═════ MATERIAL ═════

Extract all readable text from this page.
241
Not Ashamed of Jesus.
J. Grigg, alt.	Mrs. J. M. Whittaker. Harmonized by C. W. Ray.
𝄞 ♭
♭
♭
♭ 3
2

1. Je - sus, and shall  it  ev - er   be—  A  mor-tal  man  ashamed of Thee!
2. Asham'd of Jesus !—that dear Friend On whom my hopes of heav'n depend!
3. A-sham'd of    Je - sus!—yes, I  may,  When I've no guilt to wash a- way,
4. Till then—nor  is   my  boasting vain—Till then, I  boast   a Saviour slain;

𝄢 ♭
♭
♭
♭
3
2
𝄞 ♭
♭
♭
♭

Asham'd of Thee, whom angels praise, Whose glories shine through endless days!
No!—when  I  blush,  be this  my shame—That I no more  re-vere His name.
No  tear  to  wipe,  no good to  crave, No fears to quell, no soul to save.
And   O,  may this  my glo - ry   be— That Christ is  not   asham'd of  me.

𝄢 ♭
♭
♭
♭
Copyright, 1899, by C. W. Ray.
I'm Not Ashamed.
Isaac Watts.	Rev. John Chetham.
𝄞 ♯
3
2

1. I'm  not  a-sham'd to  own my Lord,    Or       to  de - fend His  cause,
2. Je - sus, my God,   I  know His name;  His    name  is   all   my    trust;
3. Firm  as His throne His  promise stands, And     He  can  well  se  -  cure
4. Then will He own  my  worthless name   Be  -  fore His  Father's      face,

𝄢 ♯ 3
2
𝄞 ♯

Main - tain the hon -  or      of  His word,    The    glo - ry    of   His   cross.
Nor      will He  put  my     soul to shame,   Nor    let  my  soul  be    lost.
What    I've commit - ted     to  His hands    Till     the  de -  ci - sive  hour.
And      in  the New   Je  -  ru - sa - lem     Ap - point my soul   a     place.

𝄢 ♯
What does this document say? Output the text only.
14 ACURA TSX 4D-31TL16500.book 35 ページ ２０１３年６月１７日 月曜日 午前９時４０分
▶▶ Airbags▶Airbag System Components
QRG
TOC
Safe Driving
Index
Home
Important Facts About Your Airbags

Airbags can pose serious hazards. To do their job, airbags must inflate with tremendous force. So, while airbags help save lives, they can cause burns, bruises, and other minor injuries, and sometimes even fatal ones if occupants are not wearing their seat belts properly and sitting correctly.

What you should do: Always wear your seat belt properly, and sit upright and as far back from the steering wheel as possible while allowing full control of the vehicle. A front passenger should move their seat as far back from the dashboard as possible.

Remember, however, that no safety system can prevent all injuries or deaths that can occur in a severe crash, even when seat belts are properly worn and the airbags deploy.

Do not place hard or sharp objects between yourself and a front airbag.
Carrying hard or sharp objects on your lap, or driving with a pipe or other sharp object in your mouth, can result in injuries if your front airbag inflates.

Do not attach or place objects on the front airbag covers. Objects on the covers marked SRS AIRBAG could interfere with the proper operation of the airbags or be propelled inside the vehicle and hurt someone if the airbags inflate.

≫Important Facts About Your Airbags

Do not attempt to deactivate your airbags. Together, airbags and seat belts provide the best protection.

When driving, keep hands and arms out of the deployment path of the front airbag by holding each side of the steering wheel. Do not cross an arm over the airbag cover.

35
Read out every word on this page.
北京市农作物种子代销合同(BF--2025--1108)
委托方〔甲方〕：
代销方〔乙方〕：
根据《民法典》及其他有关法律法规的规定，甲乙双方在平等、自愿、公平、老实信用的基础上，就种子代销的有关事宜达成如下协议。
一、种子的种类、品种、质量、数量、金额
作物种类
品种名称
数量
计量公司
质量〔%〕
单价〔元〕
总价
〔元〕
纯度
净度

═════

__WORK REQUIRED__:
The records above should be returned exactly.

__COMPLETE ANSWER__:
Extract all readable text from this page.
241
Not Ashamed of Jesus.
J. Grigg, alt.	Mrs. J. M. Whittaker. Harmonized by C. W. Ray.
𝄞 ♭
♭
♭
♭ 3
2

1. Je - sus, and shall  it  ev - er   be—  A  mor-tal  man  ashamed of Thee!
2. Asham'd of Jesus !—that dear Friend On whom my hopes of heav'n depend!
3. A-sham'd of    Je - sus!—yes, I  may,  When I've no guilt to wash a- way,
4. Till then—nor  is   my  boasting vain—Till then, I  boast   a Saviour slain;

𝄢 ♭
♭
♭
♭
3
2
𝄞 ♭
♭
♭
♭

Asham'd of Thee, whom angels praise, Whose glories shine through endless days!
No!—when  I  blush,  be this  my shame—That I no more  re-vere His name.
No  tear  to  wipe,  no good to  crave, No fears to quell, no soul to save.
And   O,  may this  my glo - ry   be— That Christ is  not   asham'd of  me.

𝄢 ♭
♭
♭
♭
Copyright, 1899, by C. W. Ray.
I'm Not Ashamed.
Isaac Watts.	Rev. John Chetham.
𝄞 ♯
3
2

1. I'm  not  a-sham'd to  own my Lord,    Or       to  de - fend His  cause,
2. Je - sus, my God,   I  know His name;  His    name  is   all   my    trust;
3. Firm  as His throne His  promise stands, And     He  can  well  se  -  cure
4. Then will He own  my  worthless name   Be  -  fore His  Father's      face,

𝄢 ♯ 3
2
𝄞 ♯

Main - tain the hon -  or      of  His word,    The    glo - ry    of   His   cross.
Nor      will He  put  my     soul to shame,   Nor    let  my  soul  be    lost.
What    I've commit - ted     to  His hands    Till     the  de -  ci - sive  hour.
And      in  the New   Je  -  ru - sa - lem     Ap - point my soul   a     place.

𝄢 ♯
What does this document say? Output the text only.
14 ACURA TSX 4D-31TL16500.book 35 ページ ２０１３年６月１７日 月曜日 午前９時４０分
▶▶ Airbags▶Airbag System Components
QRG
TOC
Safe Driving
Index
Home
Important Facts About Your Airbags

Airbags can pose serious hazards. To do their job, airbags must inflate with tremendous force. So, while airbags help save lives, they can cause burns, bruises, and other minor injuries, and sometimes even fatal ones if occupants are not wearing their seat belts properly and sitting correctly.

What you should do: Always wear your seat belt properly, and sit upright and as far back from the steering wheel as possible while allowing full control of the vehicle. A front passenger should move their seat as far back from the dashboard as possible.

Remember, however, that no safety system can prevent all injuries or deaths that can occur in a severe crash, even when seat belts are properly worn and the airbags deploy.

Do not place hard or sharp objects between yourself and a front airbag.
Carrying hard or sharp objects on your lap, or driving with a pipe or other sharp object in your mouth, can result in injuries if your front airbag inflates.

Do not attach or place objects on the front airbag covers. Objects on the covers marked SRS AIRBAG could interfere with the proper operation of the airbags or be propelled inside the vehicle and hurt someone if the airbags inflate.

≫Important Facts About Your Airbags

Do not attempt to deactivate your airbags. Together, airbags and seat belts provide the best protection.

When driving, keep hands and arms out of the deployment path of the front airbag by holding each side of the steering wheel. Do not cross an arm over the airbag cover.

35
Read out every word on this page.
北京市农作物种子代销合同(BF--2025--1108)
委托方〔甲方〕：
代销方〔乙方〕：
根据《民法典》及其他有关法律法规的规定，甲乙双方在平等、自愿、公平、老实信用的基础上，就种子代销的有关事宜达成如下协议。
一、种子的种类、品种、质量、数量、金额
作物种类
品种名称
数量
计量公司
质量〔%〕
单价〔元〕
总价
〔元〕
纯度
净度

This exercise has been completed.